* Begin *
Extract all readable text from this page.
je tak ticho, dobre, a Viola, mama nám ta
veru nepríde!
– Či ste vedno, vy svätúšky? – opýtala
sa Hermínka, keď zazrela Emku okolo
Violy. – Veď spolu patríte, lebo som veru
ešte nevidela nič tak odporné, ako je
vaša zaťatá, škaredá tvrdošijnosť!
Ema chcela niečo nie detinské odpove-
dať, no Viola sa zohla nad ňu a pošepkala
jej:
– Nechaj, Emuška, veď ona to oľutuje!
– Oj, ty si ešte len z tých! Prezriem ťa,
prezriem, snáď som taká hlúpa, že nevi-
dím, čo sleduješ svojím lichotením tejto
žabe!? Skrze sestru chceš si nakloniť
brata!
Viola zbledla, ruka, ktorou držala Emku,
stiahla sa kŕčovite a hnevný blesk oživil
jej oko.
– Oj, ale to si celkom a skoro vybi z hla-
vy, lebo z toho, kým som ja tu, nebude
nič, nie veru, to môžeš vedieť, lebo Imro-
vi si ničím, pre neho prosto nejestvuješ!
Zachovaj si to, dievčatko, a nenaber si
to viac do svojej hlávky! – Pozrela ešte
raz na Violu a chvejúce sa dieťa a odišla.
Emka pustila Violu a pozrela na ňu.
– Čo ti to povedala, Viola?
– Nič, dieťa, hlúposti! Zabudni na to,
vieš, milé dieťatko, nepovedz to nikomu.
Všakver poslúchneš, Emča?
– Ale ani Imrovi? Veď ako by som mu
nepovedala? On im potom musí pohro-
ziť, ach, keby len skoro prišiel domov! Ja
* End *
**INSTRUCTION**
Transcribe every entry exactly.

**WORKED SOLUTION**
Extract all readable text from this page.
je tak ticho, dobre, a Viola, mama nám ta
veru nepríde!
– Či ste vedno, vy svätúšky? – opýtala
sa Hermínka, keď zazrela Emku okolo
Violy. – Veď spolu patríte, lebo som veru
ešte nevidela nič tak odporné, ako je
vaša zaťatá, škaredá tvrdošijnosť!
Ema chcela niečo nie detinské odpove-
dať, no Viola sa zohla nad ňu a pošepkala
jej:
– Nechaj, Emuška, veď ona to oľutuje!
– Oj, ty si ešte len z tých! Prezriem ťa,
prezriem, snáď som taká hlúpa, že nevi-
dím, čo sleduješ svojím lichotením tejto
žabe!? Skrze sestru chceš si nakloniť
brata!
Viola zbledla, ruka, ktorou držala Emku,
stiahla sa kŕčovite a hnevný blesk oživil
jej oko.
– Oj, ale to si celkom a skoro vybi z hla-
vy, lebo z toho, kým som ja tu, nebude
nič, nie veru, to môžeš vedieť, lebo Imro-
vi si ničím, pre neho prosto nejestvuješ!
Zachovaj si to, dievčatko, a nenaber si
to viac do svojej hlávky! – Pozrela ešte
raz na Violu a chvejúce sa dieťa a odišla.
Emka pustila Violu a pozrela na ňu.
– Čo ti to povedala, Viola?
– Nič, dieťa, hlúposti! Zabudni na to,
vieš, milé dieťatko, nepovedz to nikomu.
Všakver poslúchneš, Emča?
– Ale ani Imrovi? Veď ako by som mu
nepovedala? On im potom musí pohro-
ziť, ach, keby len skoro prišiel domov! Ja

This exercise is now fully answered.